● **What is asked**: Pull out each line of the records holding the string "термину".

===== The records =====

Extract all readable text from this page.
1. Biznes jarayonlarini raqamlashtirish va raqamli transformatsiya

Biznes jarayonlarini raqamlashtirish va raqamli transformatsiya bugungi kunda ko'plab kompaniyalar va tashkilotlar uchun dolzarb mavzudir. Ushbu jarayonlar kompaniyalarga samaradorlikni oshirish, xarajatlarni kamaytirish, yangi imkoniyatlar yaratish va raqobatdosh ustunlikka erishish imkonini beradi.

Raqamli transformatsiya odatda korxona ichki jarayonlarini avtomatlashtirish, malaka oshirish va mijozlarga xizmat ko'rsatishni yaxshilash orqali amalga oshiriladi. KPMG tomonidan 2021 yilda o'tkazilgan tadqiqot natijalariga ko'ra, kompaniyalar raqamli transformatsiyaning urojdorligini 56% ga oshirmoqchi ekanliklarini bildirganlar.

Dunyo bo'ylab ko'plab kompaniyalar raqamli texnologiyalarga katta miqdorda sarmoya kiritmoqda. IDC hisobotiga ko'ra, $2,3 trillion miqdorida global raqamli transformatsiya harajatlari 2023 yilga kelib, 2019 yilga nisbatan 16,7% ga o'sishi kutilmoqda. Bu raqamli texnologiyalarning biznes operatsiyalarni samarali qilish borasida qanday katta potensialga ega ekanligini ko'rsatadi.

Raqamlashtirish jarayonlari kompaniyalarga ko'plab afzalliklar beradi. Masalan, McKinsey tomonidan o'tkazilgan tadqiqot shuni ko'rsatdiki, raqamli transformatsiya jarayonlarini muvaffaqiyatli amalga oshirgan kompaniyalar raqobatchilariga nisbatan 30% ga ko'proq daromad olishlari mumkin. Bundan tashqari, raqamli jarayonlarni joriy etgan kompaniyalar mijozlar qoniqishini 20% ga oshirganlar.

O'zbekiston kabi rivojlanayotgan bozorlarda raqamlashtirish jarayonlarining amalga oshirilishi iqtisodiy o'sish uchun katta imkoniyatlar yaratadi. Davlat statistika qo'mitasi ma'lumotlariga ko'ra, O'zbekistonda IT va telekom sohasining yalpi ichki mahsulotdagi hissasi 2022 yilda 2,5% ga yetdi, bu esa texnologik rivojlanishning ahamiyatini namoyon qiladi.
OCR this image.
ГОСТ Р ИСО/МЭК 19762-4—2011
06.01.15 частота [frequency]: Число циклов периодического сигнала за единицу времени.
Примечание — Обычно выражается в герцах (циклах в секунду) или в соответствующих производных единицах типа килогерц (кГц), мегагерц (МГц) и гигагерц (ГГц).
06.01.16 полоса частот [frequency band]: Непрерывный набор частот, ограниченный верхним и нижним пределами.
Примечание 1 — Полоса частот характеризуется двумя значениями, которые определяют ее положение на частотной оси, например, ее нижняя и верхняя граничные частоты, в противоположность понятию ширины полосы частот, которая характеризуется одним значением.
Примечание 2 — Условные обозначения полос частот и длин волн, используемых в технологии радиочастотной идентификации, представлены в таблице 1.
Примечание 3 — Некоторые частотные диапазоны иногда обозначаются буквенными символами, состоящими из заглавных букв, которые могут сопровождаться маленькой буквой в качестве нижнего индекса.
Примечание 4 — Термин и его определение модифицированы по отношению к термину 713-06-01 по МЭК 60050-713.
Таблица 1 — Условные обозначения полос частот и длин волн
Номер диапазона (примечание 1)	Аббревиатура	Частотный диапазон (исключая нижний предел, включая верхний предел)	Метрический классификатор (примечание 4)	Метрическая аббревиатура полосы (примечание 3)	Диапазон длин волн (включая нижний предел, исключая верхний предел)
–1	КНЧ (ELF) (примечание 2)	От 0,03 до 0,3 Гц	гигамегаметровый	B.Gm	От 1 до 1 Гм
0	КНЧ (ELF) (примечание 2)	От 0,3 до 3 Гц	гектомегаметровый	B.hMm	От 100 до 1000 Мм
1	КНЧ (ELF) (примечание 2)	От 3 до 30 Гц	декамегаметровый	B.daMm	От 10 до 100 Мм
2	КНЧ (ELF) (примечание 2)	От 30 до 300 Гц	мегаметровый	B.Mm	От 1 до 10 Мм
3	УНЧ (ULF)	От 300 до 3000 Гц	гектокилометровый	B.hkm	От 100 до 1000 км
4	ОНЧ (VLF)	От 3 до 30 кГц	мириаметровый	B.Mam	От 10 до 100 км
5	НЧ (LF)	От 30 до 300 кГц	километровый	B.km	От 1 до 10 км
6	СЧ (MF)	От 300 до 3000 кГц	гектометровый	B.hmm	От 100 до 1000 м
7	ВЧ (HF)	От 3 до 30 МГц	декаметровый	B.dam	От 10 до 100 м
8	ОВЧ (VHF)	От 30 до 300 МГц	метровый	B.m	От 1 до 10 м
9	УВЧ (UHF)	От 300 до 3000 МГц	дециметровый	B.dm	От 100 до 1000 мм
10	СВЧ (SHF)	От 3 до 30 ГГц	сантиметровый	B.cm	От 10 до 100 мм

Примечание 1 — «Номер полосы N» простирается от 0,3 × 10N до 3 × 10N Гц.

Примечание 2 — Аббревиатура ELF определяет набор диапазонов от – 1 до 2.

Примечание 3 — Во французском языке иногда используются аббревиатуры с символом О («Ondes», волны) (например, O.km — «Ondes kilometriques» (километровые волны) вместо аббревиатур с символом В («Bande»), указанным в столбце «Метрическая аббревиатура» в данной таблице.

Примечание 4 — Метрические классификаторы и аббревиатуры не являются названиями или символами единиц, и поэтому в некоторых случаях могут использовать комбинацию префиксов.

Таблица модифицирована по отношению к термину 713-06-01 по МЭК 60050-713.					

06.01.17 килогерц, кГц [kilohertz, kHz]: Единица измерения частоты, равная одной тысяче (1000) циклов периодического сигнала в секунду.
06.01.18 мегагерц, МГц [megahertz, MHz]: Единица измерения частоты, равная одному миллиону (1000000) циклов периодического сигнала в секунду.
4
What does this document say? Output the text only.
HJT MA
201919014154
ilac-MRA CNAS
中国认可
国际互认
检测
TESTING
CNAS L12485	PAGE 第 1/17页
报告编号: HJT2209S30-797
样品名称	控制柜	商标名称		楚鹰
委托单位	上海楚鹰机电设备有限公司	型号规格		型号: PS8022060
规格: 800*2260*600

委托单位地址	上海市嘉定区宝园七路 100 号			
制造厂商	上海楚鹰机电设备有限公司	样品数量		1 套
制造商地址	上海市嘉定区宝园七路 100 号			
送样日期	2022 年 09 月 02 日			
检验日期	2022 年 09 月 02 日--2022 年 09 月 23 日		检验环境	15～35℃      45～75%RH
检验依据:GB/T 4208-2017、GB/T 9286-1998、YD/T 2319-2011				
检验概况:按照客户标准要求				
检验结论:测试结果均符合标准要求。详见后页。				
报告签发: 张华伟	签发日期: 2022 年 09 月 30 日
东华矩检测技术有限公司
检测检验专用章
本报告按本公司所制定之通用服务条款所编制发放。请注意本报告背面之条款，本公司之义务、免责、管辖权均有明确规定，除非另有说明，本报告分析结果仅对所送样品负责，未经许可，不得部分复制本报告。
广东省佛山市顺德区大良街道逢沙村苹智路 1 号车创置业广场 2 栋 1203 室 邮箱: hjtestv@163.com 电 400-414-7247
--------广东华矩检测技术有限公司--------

=====

● **Task output**:
Примечание 4 — Термин и его определение модифицированы по отношению к термину 713-06-01 по МЭК 60050-713.
Таблица модифицирована по отношению к термину 713-06-01 по МЭК 60050-713.					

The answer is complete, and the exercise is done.